_Objective:_
Transcribe every line exactly and omit anything that is a picture.

**********

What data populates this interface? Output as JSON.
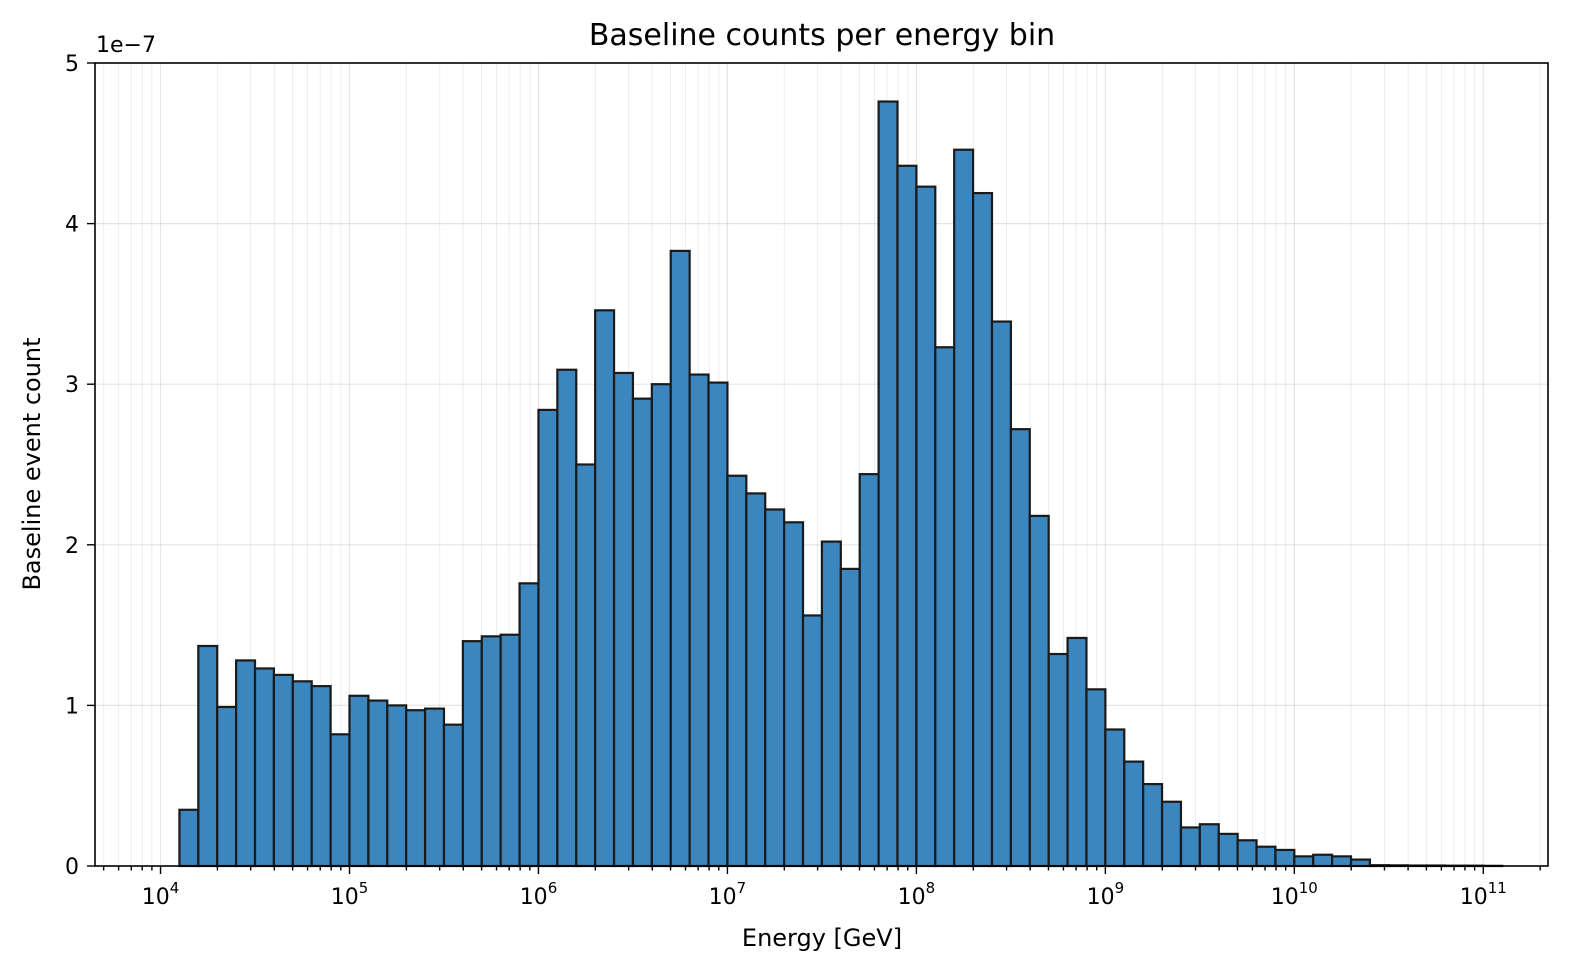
{
  "chart_data": {
    "type": "bar",
    "title": "Baseline counts per energy bin",
    "xlabel": "Energy [GeV]",
    "ylabel": "Baseline event count",
    "y_offset_label": "1e−7",
    "y_scale_factor": 1e-07,
    "x_scale": "log",
    "xlim": [
      4500.0,
      220000000000.0
    ],
    "ylim": [
      0,
      5
    ],
    "x_ticks": [
      {
        "base": "10",
        "exp": "4",
        "value": 10000.0
      },
      {
        "base": "10",
        "exp": "5",
        "value": 100000.0
      },
      {
        "base": "10",
        "exp": "6",
        "value": 1000000.0
      },
      {
        "base": "10",
        "exp": "7",
        "value": 10000000.0
      },
      {
        "base": "10",
        "exp": "8",
        "value": 100000000.0
      },
      {
        "base": "10",
        "exp": "9",
        "value": 1000000000.0
      },
      {
        "base": "10",
        "exp": "10",
        "value": 10000000000.0
      },
      {
        "base": "10",
        "exp": "11",
        "value": 100000000000.0
      }
    ],
    "y_ticks": [
      "0",
      "1",
      "2",
      "3",
      "4",
      "5"
    ],
    "grid": true,
    "bar_color": "#3c86bf",
    "edge_color": "#1a1a1a",
    "bin_edges_log10": [
      4.1,
      4.2,
      4.3,
      4.4,
      4.5,
      4.6,
      4.7,
      4.8,
      4.9,
      5.0,
      5.1,
      5.2,
      5.3,
      5.4,
      5.5,
      5.6,
      5.7,
      5.8,
      5.9,
      6.0,
      6.1,
      6.2,
      6.3,
      6.4,
      6.5,
      6.6,
      6.7,
      6.8,
      6.9,
      7.0,
      7.1,
      7.2,
      7.3,
      7.4,
      7.5,
      7.6,
      7.7,
      7.8,
      7.9,
      8.0,
      8.1,
      8.2,
      8.3,
      8.4,
      8.5,
      8.6,
      8.7,
      8.8,
      8.9,
      9.0,
      9.1,
      9.2,
      9.3,
      9.4,
      9.5,
      9.6,
      9.7,
      9.8,
      9.9,
      10.0,
      10.1,
      10.2,
      10.3,
      10.4,
      10.5,
      10.6,
      10.7,
      10.8,
      10.9,
      11.0,
      11.1
    ],
    "values": [
      0.35,
      1.37,
      0.99,
      1.28,
      1.23,
      1.19,
      1.15,
      1.12,
      0.82,
      1.06,
      1.03,
      1.0,
      0.97,
      0.98,
      0.88,
      1.4,
      1.43,
      1.44,
      1.76,
      2.84,
      3.09,
      2.5,
      3.46,
      3.07,
      2.91,
      3.0,
      3.83,
      3.06,
      3.01,
      2.43,
      2.32,
      2.22,
      2.14,
      1.56,
      2.02,
      1.85,
      2.44,
      4.76,
      4.36,
      4.23,
      3.23,
      4.46,
      4.19,
      3.39,
      2.72,
      2.18,
      1.32,
      1.42,
      1.1,
      0.85,
      0.65,
      0.51,
      0.4,
      0.24,
      0.26,
      0.2,
      0.16,
      0.12,
      0.1,
      0.06,
      0.07,
      0.06,
      0.04,
      0.005,
      0.004,
      0.003,
      0.003,
      0.002,
      0.002,
      0.001
    ]
  }
}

**********

_Output for this task:_
What data populates this interface? Output as JSON.
{
  "chart_data": {
    "type": "bar",
    "title": "Baseline counts per energy bin",
    "xlabel": "Energy [GeV]",
    "ylabel": "Baseline event count",
    "y_offset_label": "1e−7",
    "y_scale_factor": 1e-07,
    "x_scale": "log",
    "xlim": [
      4500.0,
      220000000000.0
    ],
    "ylim": [
      0,
      5
    ],
    "x_ticks": [
      {
        "base": "10",
        "exp": "4",
        "value": 10000.0
      },
      {
        "base": "10",
        "exp": "5",
        "value": 100000.0
      },
      {
        "base": "10",
        "exp": "6",
        "value": 1000000.0
      },
      {
        "base": "10",
        "exp": "7",
        "value": 10000000.0
      },
      {
        "base": "10",
        "exp": "8",
        "value": 100000000.0
      },
      {
        "base": "10",
        "exp": "9",
        "value": 1000000000.0
      },
      {
        "base": "10",
        "exp": "10",
        "value": 10000000000.0
      },
      {
        "base": "10",
        "exp": "11",
        "value": 100000000000.0
      }
    ],
    "y_ticks": [
      "0",
      "1",
      "2",
      "3",
      "4",
      "5"
    ],
    "grid": true,
    "bar_color": "#3c86bf",
    "edge_color": "#1a1a1a",
    "bin_edges_log10": [
      4.1,
      4.2,
      4.3,
      4.4,
      4.5,
      4.6,
      4.7,
      4.8,
      4.9,
      5.0,
      5.1,
      5.2,
      5.3,
      5.4,
      5.5,
      5.6,
      5.7,
      5.8,
      5.9,
      6.0,
      6.1,
      6.2,
      6.3,
      6.4,
      6.5,
      6.6,
      6.7,
      6.8,
      6.9,
      7.0,
      7.1,
      7.2,
      7.3,
      7.4,
      7.5,
      7.6,
      7.7,
      7.8,
      7.9,
      8.0,
      8.1,
      8.2,
      8.3,
      8.4,
      8.5,
      8.6,
      8.7,
      8.8,
      8.9,
      9.0,
      9.1,
      9.2,
      9.3,
      9.4,
      9.5,
      9.6,
      9.7,
      9.8,
      9.9,
      10.0,
      10.1,
      10.2,
      10.3,
      10.4,
      10.5,
      10.6,
      10.7,
      10.8,
      10.9,
      11.0,
      11.1
    ],
    "values": [
      0.35,
      1.37,
      0.99,
      1.28,
      1.23,
      1.19,
      1.15,
      1.12,
      0.82,
      1.06,
      1.03,
      1.0,
      0.97,
      0.98,
      0.88,
      1.4,
      1.43,
      1.44,
      1.76,
      2.84,
      3.09,
      2.5,
      3.46,
      3.07,
      2.91,
      3.0,
      3.83,
      3.06,
      3.01,
      2.43,
      2.32,
      2.22,
      2.14,
      1.56,
      2.02,
      1.85,
      2.44,
      4.76,
      4.36,
      4.23,
      3.23,
      4.46,
      4.19,
      3.39,
      2.72,
      2.18,
      1.32,
      1.42,
      1.1,
      0.85,
      0.65,
      0.51,
      0.4,
      0.24,
      0.26,
      0.2,
      0.16,
      0.12,
      0.1,
      0.06,
      0.07,
      0.06,
      0.04,
      0.005,
      0.004,
      0.003,
      0.003,
      0.002,
      0.002,
      0.001
    ]
  }
}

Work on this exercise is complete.